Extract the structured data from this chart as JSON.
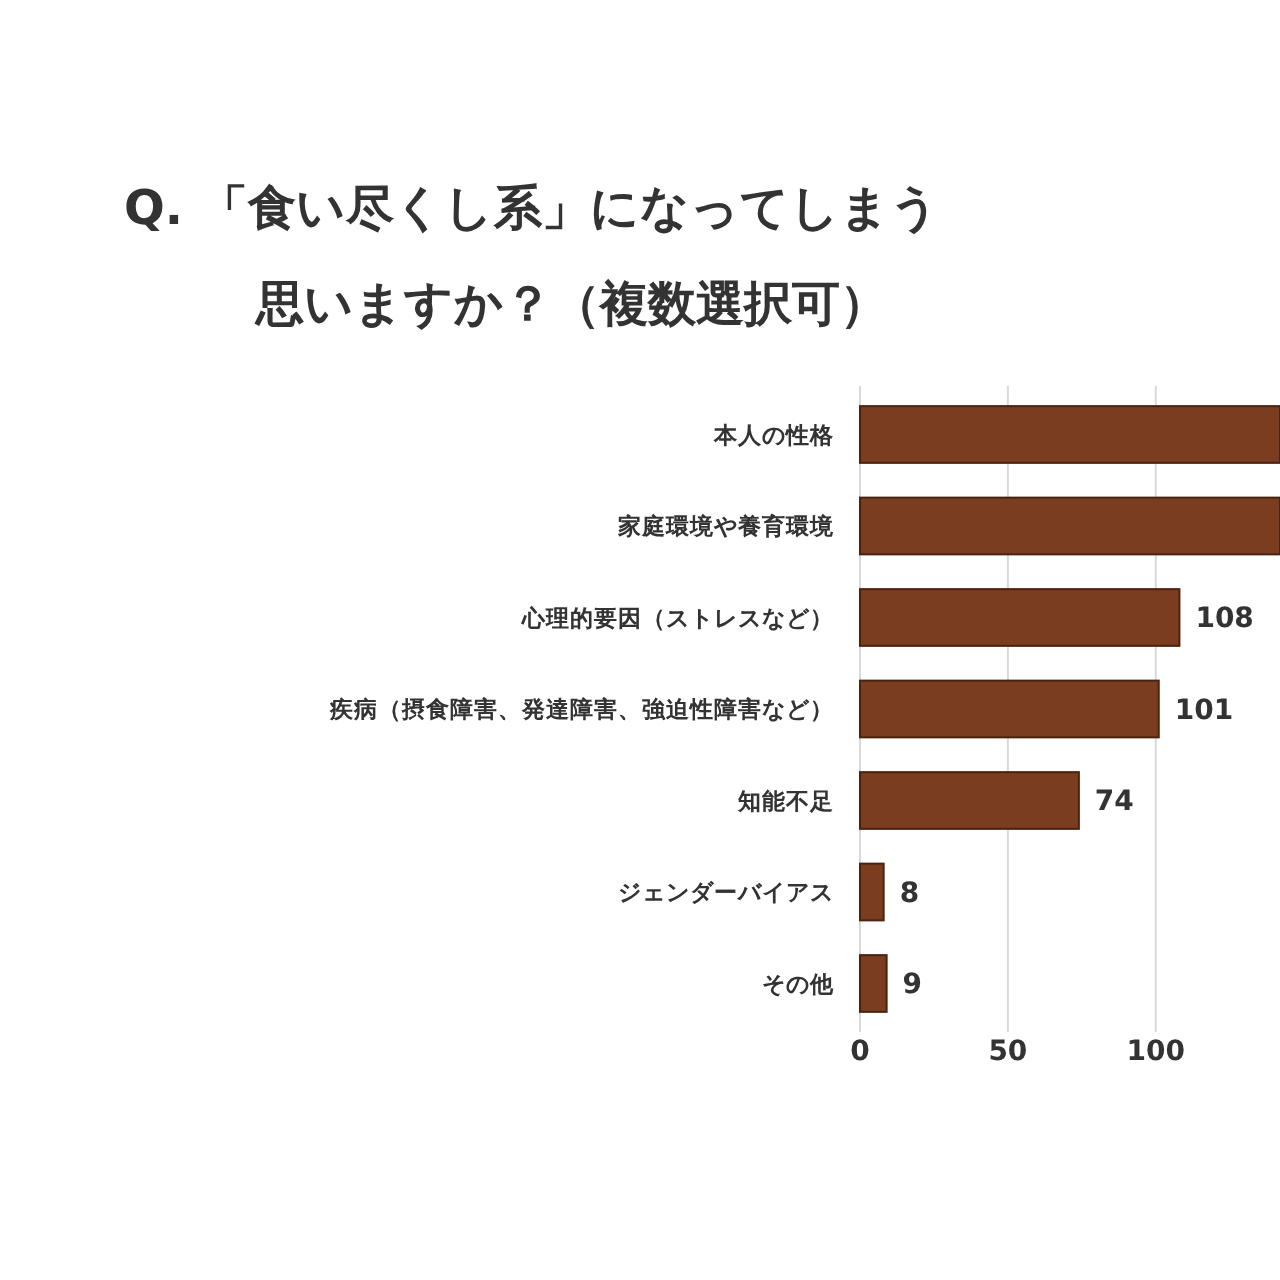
{
  "chart_data": {
    "type": "bar",
    "orientation": "horizontal",
    "title": "Q. 「食い尽くし系」になってしまう",
    "subtitle": "思いますか？（複数選択可）",
    "categories": [
      "本人の性格",
      "家庭環境や養育環境",
      "心理的要因（ストレスなど）",
      "疾病（摂食障害、発達障害、強迫性障害など）",
      "知能不足",
      "ジェンダーバイアス",
      "その他"
    ],
    "values": [
      142,
      142,
      108,
      101,
      74,
      8,
      9
    ],
    "value_labels": [
      null,
      null,
      "108",
      "101",
      "74",
      "8",
      "9"
    ],
    "color": "#7a3d1f",
    "xlim": [
      0,
      142
    ],
    "xticks": [
      0,
      50,
      100
    ],
    "grid": "x"
  }
}
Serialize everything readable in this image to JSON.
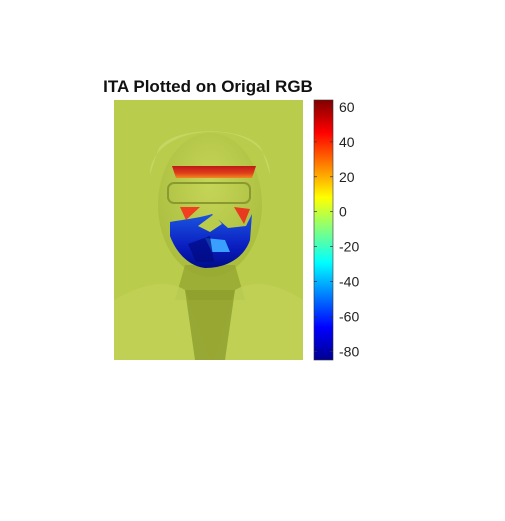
{
  "chart_data": {
    "type": "heatmap",
    "title": "ITA Plotted on Origal RGB",
    "xlabel": "",
    "ylabel": "",
    "colormap": "jet",
    "colorbar": {
      "range": [
        -85,
        64
      ],
      "ticks": [
        60,
        40,
        20,
        0,
        -20,
        -40,
        -60,
        -80
      ],
      "tick_labels": [
        "60",
        "40",
        "20",
        "0",
        "-20",
        "-40",
        "-60",
        "-80"
      ],
      "placement": "right"
    },
    "background_value": 5,
    "regions": [
      {
        "name": "forehead",
        "value": 50
      },
      {
        "name": "left-cheek-highlight",
        "value": 45
      },
      {
        "name": "right-cheek-highlight",
        "value": 40
      },
      {
        "name": "beard",
        "value": -70
      },
      {
        "name": "beard-core",
        "value": -80
      },
      {
        "name": "chin-highlight",
        "value": -45
      }
    ]
  },
  "colors": {
    "overlay": "#b8cc4a",
    "overlay_dark": "#9fb236"
  }
}
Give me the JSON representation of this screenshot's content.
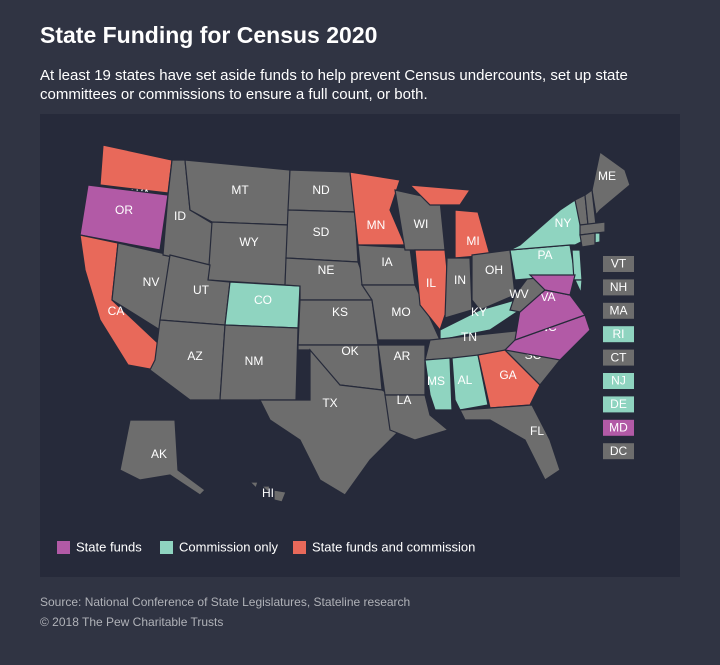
{
  "header": {
    "title": "State Funding for Census 2020",
    "subtitle": "At least 19 states have set aside funds to help prevent Census undercounts, set up state committees or commissions to ensure a full count, or both."
  },
  "map": {
    "states": [
      {
        "label": "WA",
        "color": "#e8695a"
      },
      {
        "label": "OR",
        "color": "#b25aa6"
      },
      {
        "label": "CA",
        "color": "#e8695a"
      },
      {
        "label": "NV",
        "color": "#6d6d6d"
      },
      {
        "label": "ID",
        "color": "#6d6d6d"
      },
      {
        "label": "MT",
        "color": "#6d6d6d"
      },
      {
        "label": "WY",
        "color": "#6d6d6d"
      },
      {
        "label": "UT",
        "color": "#6d6d6d"
      },
      {
        "label": "AZ",
        "color": "#6d6d6d"
      },
      {
        "label": "CO",
        "color": "#8fd4c0"
      },
      {
        "label": "NM",
        "color": "#6d6d6d"
      },
      {
        "label": "ND",
        "color": "#6d6d6d"
      },
      {
        "label": "SD",
        "color": "#6d6d6d"
      },
      {
        "label": "NE",
        "color": "#6d6d6d"
      },
      {
        "label": "KS",
        "color": "#6d6d6d"
      },
      {
        "label": "OK",
        "color": "#6d6d6d"
      },
      {
        "label": "TX",
        "color": "#6d6d6d"
      },
      {
        "label": "MN",
        "color": "#e8695a"
      },
      {
        "label": "IA",
        "color": "#6d6d6d"
      },
      {
        "label": "MO",
        "color": "#6d6d6d"
      },
      {
        "label": "AR",
        "color": "#6d6d6d"
      },
      {
        "label": "LA",
        "color": "#6d6d6d"
      },
      {
        "label": "WI",
        "color": "#6d6d6d"
      },
      {
        "label": "IL",
        "color": "#e8695a"
      },
      {
        "label": "MI",
        "color": "#e8695a"
      },
      {
        "label": "IN",
        "color": "#6d6d6d"
      },
      {
        "label": "OH",
        "color": "#6d6d6d"
      },
      {
        "label": "KY",
        "color": "#8fd4c0"
      },
      {
        "label": "TN",
        "color": "#6d6d6d"
      },
      {
        "label": "MS",
        "color": "#8fd4c0"
      },
      {
        "label": "AL",
        "color": "#8fd4c0"
      },
      {
        "label": "GA",
        "color": "#e8695a"
      },
      {
        "label": "FL",
        "color": "#6d6d6d"
      },
      {
        "label": "SC",
        "color": "#6d6d6d"
      },
      {
        "label": "NC",
        "color": "#b25aa6"
      },
      {
        "label": "VA",
        "color": "#b25aa6"
      },
      {
        "label": "WV",
        "color": "#6d6d6d"
      },
      {
        "label": "PA",
        "color": "#8fd4c0"
      },
      {
        "label": "NY",
        "color": "#8fd4c0"
      },
      {
        "label": "ME",
        "color": "#6d6d6d"
      },
      {
        "label": "AK",
        "color": "#6d6d6d"
      },
      {
        "label": "HI",
        "color": "#6d6d6d"
      },
      {
        "label": "VT",
        "color": "#6d6d6d"
      },
      {
        "label": "NH",
        "color": "#6d6d6d"
      },
      {
        "label": "MA",
        "color": "#6d6d6d"
      },
      {
        "label": "RI",
        "color": "#8fd4c0"
      },
      {
        "label": "CT",
        "color": "#6d6d6d"
      },
      {
        "label": "NJ",
        "color": "#8fd4c0"
      },
      {
        "label": "DE",
        "color": "#8fd4c0"
      },
      {
        "label": "MD",
        "color": "#b25aa6"
      },
      {
        "label": "DC",
        "color": "#6d6d6d"
      }
    ],
    "legend": [
      {
        "label": "State funds",
        "color": "#b25aa6"
      },
      {
        "label": "Commission only",
        "color": "#8fd4c0"
      },
      {
        "label": "State funds and commission",
        "color": "#e8695a"
      }
    ]
  },
  "footer": {
    "source": "Source: National Conference of State Legislatures, Stateline research",
    "copyright": "© 2018 The Pew Charitable Trusts"
  }
}
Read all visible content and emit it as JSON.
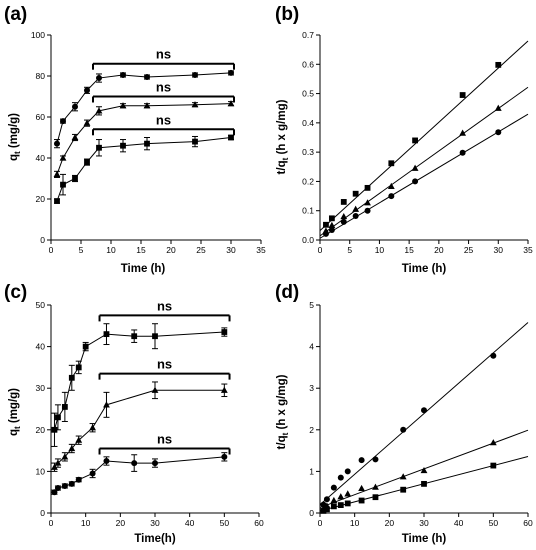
{
  "chart_data": [
    {
      "panel": "(a)",
      "type": "scatter",
      "xlabel": "Time (h)",
      "ylabel": "q_t (mg/g)",
      "ylabel_main": "q",
      "ylabel_sub": "t",
      "ylabel_rest": " (mg/g)",
      "xlim": [
        0,
        35
      ],
      "ylim": [
        0,
        100
      ],
      "xticks": [
        "0",
        "5",
        "10",
        "15",
        "20",
        "25",
        "30",
        "35"
      ],
      "yticks": [
        "0",
        "20",
        "40",
        "60",
        "80",
        "100"
      ],
      "annotations": [
        "ns",
        "ns",
        "ns"
      ],
      "series": [
        {
          "marker": "circle",
          "x": [
            1,
            2,
            4,
            6,
            8,
            12,
            16,
            24,
            30
          ],
          "y": [
            47,
            58,
            65,
            73,
            79,
            80.5,
            79.5,
            80.5,
            81.5
          ],
          "err": [
            2,
            1,
            2,
            1.5,
            2,
            1,
            1,
            1,
            1
          ]
        },
        {
          "marker": "triangle",
          "x": [
            1,
            2,
            4,
            6,
            8,
            12,
            16,
            24,
            30
          ],
          "y": [
            32,
            40,
            50,
            57,
            63,
            65.5,
            65.5,
            66,
            66.5
          ],
          "err": [
            1.5,
            1,
            1.5,
            1.5,
            2,
            1,
            1,
            1,
            1
          ]
        },
        {
          "marker": "square",
          "x": [
            1,
            2,
            4,
            6,
            8,
            12,
            16,
            24,
            30
          ],
          "y": [
            19,
            27,
            30,
            38,
            45,
            46,
            47,
            48,
            50
          ],
          "err": [
            1,
            5,
            1.5,
            1.5,
            4,
            3,
            3,
            2.5,
            1
          ]
        }
      ],
      "brackets": [
        {
          "y": 86,
          "x0": 7,
          "x1": 30.5
        },
        {
          "y": 70,
          "x0": 7,
          "x1": 30.5
        },
        {
          "y": 54,
          "x0": 7,
          "x1": 30.5
        }
      ]
    },
    {
      "panel": "(b)",
      "type": "scatter",
      "xlabel": "Time (h)",
      "ylabel": "t/q_t (h x g/mg)",
      "ylabel_main": "t/q",
      "ylabel_sub": "t",
      "ylabel_rest": " (h x g/mg)",
      "xlim": [
        0,
        35
      ],
      "ylim": [
        0,
        0.7
      ],
      "xticks": [
        "0",
        "5",
        "10",
        "15",
        "20",
        "25",
        "30",
        "35"
      ],
      "yticks": [
        "0.0",
        "0.1",
        "0.2",
        "0.3",
        "0.4",
        "0.5",
        "0.6",
        "0.7"
      ],
      "series": [
        {
          "marker": "square",
          "x": [
            1,
            2,
            4,
            6,
            8,
            12,
            16,
            24,
            30
          ],
          "y": [
            0.052,
            0.074,
            0.13,
            0.158,
            0.178,
            0.262,
            0.34,
            0.495,
            0.598
          ],
          "line": [
            0.032,
            0.0185
          ]
        },
        {
          "marker": "triangle",
          "x": [
            1,
            2,
            4,
            6,
            8,
            12,
            16,
            24,
            30
          ],
          "y": [
            0.031,
            0.05,
            0.08,
            0.105,
            0.127,
            0.183,
            0.245,
            0.365,
            0.45
          ],
          "line": [
            0.014,
            0.0145
          ]
        },
        {
          "marker": "circle",
          "x": [
            1,
            2,
            4,
            6,
            8,
            12,
            16,
            24,
            30
          ],
          "y": [
            0.021,
            0.034,
            0.062,
            0.082,
            0.1,
            0.15,
            0.2,
            0.298,
            0.368
          ],
          "line": [
            0.006,
            0.0121
          ]
        }
      ]
    },
    {
      "panel": "(c)",
      "type": "scatter",
      "xlabel": "Time(h)",
      "ylabel": "q_t (mg/g)",
      "ylabel_main": "q",
      "ylabel_sub": "t",
      "ylabel_rest": " (mg/g)",
      "xlim": [
        0,
        60
      ],
      "ylim": [
        0,
        50
      ],
      "xticks": [
        "0",
        "10",
        "20",
        "30",
        "40",
        "50",
        "60"
      ],
      "yticks": [
        "0",
        "10",
        "20",
        "30",
        "40",
        "50"
      ],
      "annotations": [
        "ns",
        "ns",
        "ns"
      ],
      "series": [
        {
          "marker": "square",
          "x": [
            1,
            2,
            4,
            6,
            8,
            10,
            16,
            24,
            30,
            50
          ],
          "y": [
            20,
            23,
            25.5,
            32.5,
            35,
            40,
            43,
            42.5,
            42.5,
            43.5
          ],
          "err": [
            4,
            3,
            3.5,
            3,
            1.5,
            1,
            2.5,
            1.5,
            3,
            1
          ]
        },
        {
          "marker": "triangle",
          "x": [
            1,
            2,
            4,
            6,
            8,
            12,
            16,
            30,
            50
          ],
          "y": [
            11,
            12,
            13.5,
            15.5,
            17.5,
            20.5,
            26,
            29.5,
            29.5
          ],
          "err": [
            1,
            1,
            1,
            1,
            1,
            1,
            3,
            2,
            1.5
          ]
        },
        {
          "marker": "circle",
          "x": [
            1,
            2,
            4,
            6,
            8,
            12,
            16,
            24,
            30,
            50
          ],
          "y": [
            5,
            6,
            6.5,
            7,
            8,
            9.5,
            12.5,
            12,
            12,
            13.5
          ],
          "err": [
            0.5,
            0.5,
            0.5,
            0.5,
            0.5,
            1,
            1,
            2,
            1,
            1
          ]
        }
      ],
      "brackets": [
        {
          "y": 47.5,
          "x0": 14,
          "x1": 51.5
        },
        {
          "y": 33.5,
          "x0": 14,
          "x1": 51.5
        },
        {
          "y": 15.5,
          "x0": 14,
          "x1": 51.5
        }
      ]
    },
    {
      "panel": "(d)",
      "type": "scatter",
      "xlabel": "Time (h)",
      "ylabel": "t/q_t (h x g/mg)",
      "ylabel_main": "t/q",
      "ylabel_sub": "t",
      "ylabel_rest": " (h x g/mg)",
      "xlim": [
        0,
        60
      ],
      "ylim": [
        0,
        5
      ],
      "xticks": [
        "0",
        "10",
        "20",
        "30",
        "40",
        "50",
        "60"
      ],
      "yticks": [
        "0",
        "1",
        "2",
        "3",
        "4",
        "5"
      ],
      "series": [
        {
          "marker": "circle",
          "x": [
            1,
            2,
            4,
            6,
            8,
            12,
            16,
            24,
            30,
            50
          ],
          "y": [
            0.2,
            0.33,
            0.61,
            0.85,
            1.0,
            1.27,
            1.29,
            2.0,
            2.47,
            3.78
          ],
          "line": [
            0.2,
            0.073
          ]
        },
        {
          "marker": "triangle",
          "x": [
            1,
            2,
            4,
            6,
            8,
            12,
            16,
            24,
            30,
            50
          ],
          "y": [
            0.1,
            0.17,
            0.3,
            0.39,
            0.46,
            0.59,
            0.62,
            0.87,
            1.02,
            1.69
          ],
          "line": [
            0.13,
            0.031
          ]
        },
        {
          "marker": "square",
          "x": [
            1,
            2,
            4,
            6,
            8,
            12,
            16,
            24,
            30,
            50
          ],
          "y": [
            0.05,
            0.09,
            0.16,
            0.19,
            0.23,
            0.3,
            0.38,
            0.56,
            0.7,
            1.14
          ],
          "line": [
            0.05,
            0.0218
          ]
        }
      ]
    }
  ]
}
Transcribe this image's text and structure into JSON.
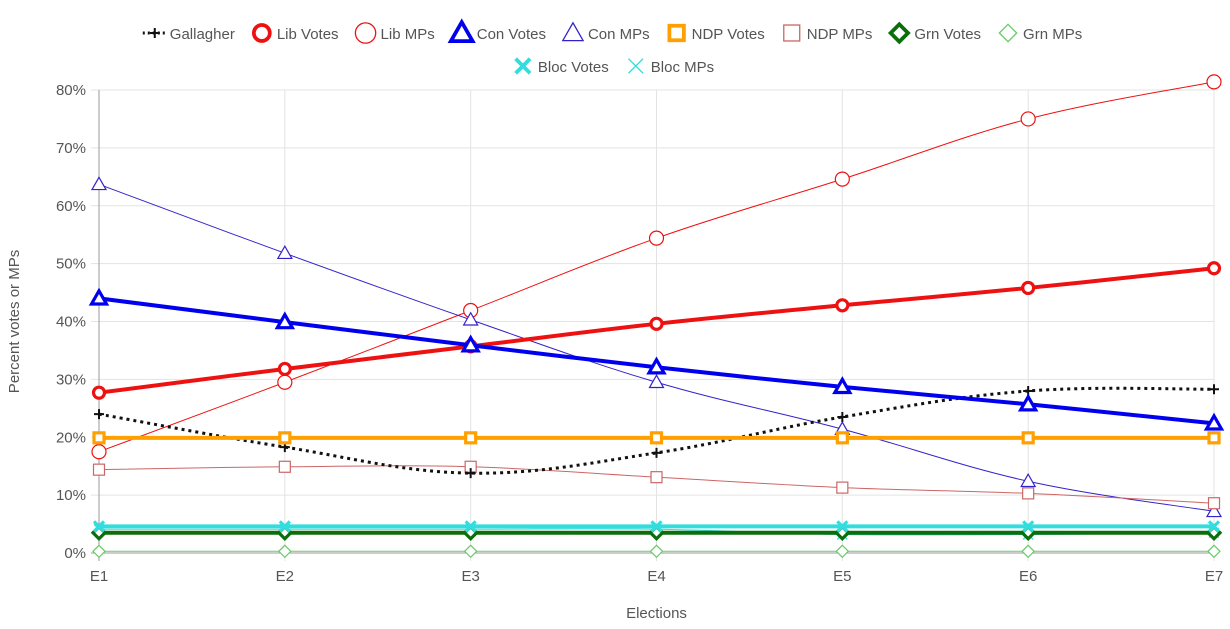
{
  "chart_data": {
    "type": "line",
    "title": "",
    "xlabel": "Elections",
    "ylabel": "Percent votes or MPs",
    "categories": [
      "E1",
      "E2",
      "E3",
      "E4",
      "E5",
      "E6",
      "E7"
    ],
    "yticks": [
      "0%",
      "10%",
      "20%",
      "30%",
      "40%",
      "50%",
      "60%",
      "70%",
      "80%"
    ],
    "ylim": [
      0,
      80
    ],
    "grid": true,
    "legend_position": "top",
    "series": [
      {
        "name": "Gallagher",
        "color": "#111111",
        "marker": "cross",
        "style": "dotted",
        "width": 3,
        "values": [
          24,
          18.3,
          13.8,
          17.3,
          23.5,
          28,
          28.3
        ]
      },
      {
        "name": "Lib Votes",
        "color": "#ee1111",
        "marker": "circle",
        "style": "solid",
        "width": 4,
        "values": [
          27.7,
          31.8,
          35.7,
          39.6,
          42.8,
          45.8,
          49.2
        ]
      },
      {
        "name": "Lib MPs",
        "color": "#ee1111",
        "marker": "circle-thin",
        "style": "solid",
        "width": 1,
        "values": [
          17.5,
          29.5,
          41.9,
          54.4,
          64.6,
          75,
          81.4
        ]
      },
      {
        "name": "Con Votes",
        "color": "#0000ee",
        "marker": "triangle",
        "style": "solid",
        "width": 4,
        "values": [
          44,
          39.9,
          35.9,
          32.1,
          28.7,
          25.7,
          22.4
        ]
      },
      {
        "name": "Con MPs",
        "color": "#3322cc",
        "marker": "triangle-thin",
        "style": "solid",
        "width": 1,
        "values": [
          63.7,
          51.8,
          40.3,
          29.5,
          21.4,
          12.4,
          7.2
        ]
      },
      {
        "name": "NDP Votes",
        "color": "#ffa000",
        "marker": "square",
        "style": "solid",
        "width": 4,
        "values": [
          19.9,
          19.9,
          19.9,
          19.9,
          19.9,
          19.9,
          19.9
        ]
      },
      {
        "name": "NDP MPs",
        "color": "#cc6666",
        "marker": "square-thin",
        "style": "solid",
        "width": 1,
        "values": [
          14.4,
          14.9,
          14.9,
          13.1,
          11.3,
          10.3,
          8.6
        ]
      },
      {
        "name": "Grn Votes",
        "color": "#0a6e0a",
        "marker": "diamond",
        "style": "solid",
        "width": 4,
        "values": [
          3.5,
          3.5,
          3.5,
          3.5,
          3.5,
          3.5,
          3.5
        ]
      },
      {
        "name": "Grn MPs",
        "color": "#66cc66",
        "marker": "diamond-thin",
        "style": "solid",
        "width": 1,
        "values": [
          0.3,
          0.3,
          0.3,
          0.3,
          0.3,
          0.3,
          0.3
        ]
      },
      {
        "name": "Bloc Votes",
        "color": "#33dddd",
        "marker": "x",
        "style": "solid",
        "width": 4,
        "values": [
          4.6,
          4.6,
          4.6,
          4.6,
          4.6,
          4.6,
          4.6
        ]
      },
      {
        "name": "Bloc MPs",
        "color": "#33dddd",
        "marker": "x-thin",
        "style": "solid",
        "width": 1,
        "values": [
          4.1,
          4.1,
          4.1,
          4.1,
          3.2,
          3.2,
          3.5
        ]
      }
    ]
  }
}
--
→ **What you need to do**: Return, from the data, each line that has the word "this" in it.

→ **Solution to the problem**:
Extract the structured data from this chart as JSON.
Serialize everything readable in this image to JSON.
Give me the JSON representation of this screenshot's content.
Transcribe this image's text and structure into JSON.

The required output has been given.